→ What to produce
Restate the complete material exactly.

<<<<

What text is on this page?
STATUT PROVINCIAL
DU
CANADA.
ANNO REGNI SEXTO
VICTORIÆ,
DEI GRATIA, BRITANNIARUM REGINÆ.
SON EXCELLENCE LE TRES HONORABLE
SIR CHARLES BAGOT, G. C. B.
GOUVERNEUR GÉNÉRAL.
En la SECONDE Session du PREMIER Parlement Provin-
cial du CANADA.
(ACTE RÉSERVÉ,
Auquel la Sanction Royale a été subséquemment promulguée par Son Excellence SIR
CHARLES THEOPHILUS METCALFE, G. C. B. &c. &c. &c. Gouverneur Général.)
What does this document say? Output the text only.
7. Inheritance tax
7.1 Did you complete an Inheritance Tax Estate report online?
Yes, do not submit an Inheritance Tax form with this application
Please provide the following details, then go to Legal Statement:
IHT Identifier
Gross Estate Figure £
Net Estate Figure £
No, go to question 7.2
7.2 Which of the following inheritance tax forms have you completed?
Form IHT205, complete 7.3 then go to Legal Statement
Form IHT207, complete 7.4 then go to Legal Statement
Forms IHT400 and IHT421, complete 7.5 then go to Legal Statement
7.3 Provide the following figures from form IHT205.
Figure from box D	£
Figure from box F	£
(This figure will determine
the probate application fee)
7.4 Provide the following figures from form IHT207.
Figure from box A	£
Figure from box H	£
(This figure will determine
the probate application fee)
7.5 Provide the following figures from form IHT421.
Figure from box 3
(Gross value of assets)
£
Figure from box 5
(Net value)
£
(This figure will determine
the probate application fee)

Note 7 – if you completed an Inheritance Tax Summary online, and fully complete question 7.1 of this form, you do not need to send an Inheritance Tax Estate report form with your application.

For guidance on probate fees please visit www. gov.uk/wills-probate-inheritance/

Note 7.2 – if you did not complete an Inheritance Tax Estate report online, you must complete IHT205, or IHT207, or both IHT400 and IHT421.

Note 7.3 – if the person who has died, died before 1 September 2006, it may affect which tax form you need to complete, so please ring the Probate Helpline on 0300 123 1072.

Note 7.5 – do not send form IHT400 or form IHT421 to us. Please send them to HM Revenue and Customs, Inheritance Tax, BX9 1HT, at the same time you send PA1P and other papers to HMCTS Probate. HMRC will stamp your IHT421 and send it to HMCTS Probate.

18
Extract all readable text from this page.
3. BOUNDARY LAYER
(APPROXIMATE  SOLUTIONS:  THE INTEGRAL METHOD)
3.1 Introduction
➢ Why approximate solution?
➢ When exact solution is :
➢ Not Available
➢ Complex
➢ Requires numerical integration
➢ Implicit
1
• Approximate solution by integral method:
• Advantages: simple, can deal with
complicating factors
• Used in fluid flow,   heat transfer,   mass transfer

>>>>

→ Written solution
What text is on this page?
STATUT PROVINCIAL
DU
CANADA.
ANNO REGNI SEXTO
VICTORIÆ,
DEI GRATIA, BRITANNIARUM REGINÆ.
SON EXCELLENCE LE TRES HONORABLE
SIR CHARLES BAGOT, G. C. B.
GOUVERNEUR GÉNÉRAL.
En la SECONDE Session du PREMIER Parlement Provin-
cial du CANADA.
(ACTE RÉSERVÉ,
Auquel la Sanction Royale a été subséquemment promulguée par Son Excellence SIR
CHARLES THEOPHILUS METCALFE, G. C. B. &c. &c. &c. Gouverneur Général.)
What does this document say? Output the text only.
7. Inheritance tax
7.1 Did you complete an Inheritance Tax Estate report online?
Yes, do not submit an Inheritance Tax form with this application
Please provide the following details, then go to Legal Statement:
IHT Identifier
Gross Estate Figure £
Net Estate Figure £
No, go to question 7.2
7.2 Which of the following inheritance tax forms have you completed?
Form IHT205, complete 7.3 then go to Legal Statement
Form IHT207, complete 7.4 then go to Legal Statement
Forms IHT400 and IHT421, complete 7.5 then go to Legal Statement
7.3 Provide the following figures from form IHT205.
Figure from box D	£
Figure from box F	£
(This figure will determine
the probate application fee)
7.4 Provide the following figures from form IHT207.
Figure from box A	£
Figure from box H	£
(This figure will determine
the probate application fee)
7.5 Provide the following figures from form IHT421.
Figure from box 3
(Gross value of assets)
£
Figure from box 5
(Net value)
£
(This figure will determine
the probate application fee)

Note 7 – if you completed an Inheritance Tax Summary online, and fully complete question 7.1 of this form, you do not need to send an Inheritance Tax Estate report form with your application.

For guidance on probate fees please visit www. gov.uk/wills-probate-inheritance/

Note 7.2 – if you did not complete an Inheritance Tax Estate report online, you must complete IHT205, or IHT207, or both IHT400 and IHT421.

Note 7.3 – if the person who has died, died before 1 September 2006, it may affect which tax form you need to complete, so please ring the Probate Helpline on 0300 123 1072.

Note 7.5 – do not send form IHT400 or form IHT421 to us. Please send them to HM Revenue and Customs, Inheritance Tax, BX9 1HT, at the same time you send PA1P and other papers to HMCTS Probate. HMRC will stamp your IHT421 and send it to HMCTS Probate.

18
Extract all readable text from this page.
3. BOUNDARY LAYER
(APPROXIMATE  SOLUTIONS:  THE INTEGRAL METHOD)
3.1 Introduction
➢ Why approximate solution?
➢ When exact solution is :
➢ Not Available
➢ Complex
➢ Requires numerical integration
➢ Implicit
1
• Approximate solution by integral method:
• Advantages: simple, can deal with
complicating factors
• Used in fluid flow,   heat transfer,   mass transfer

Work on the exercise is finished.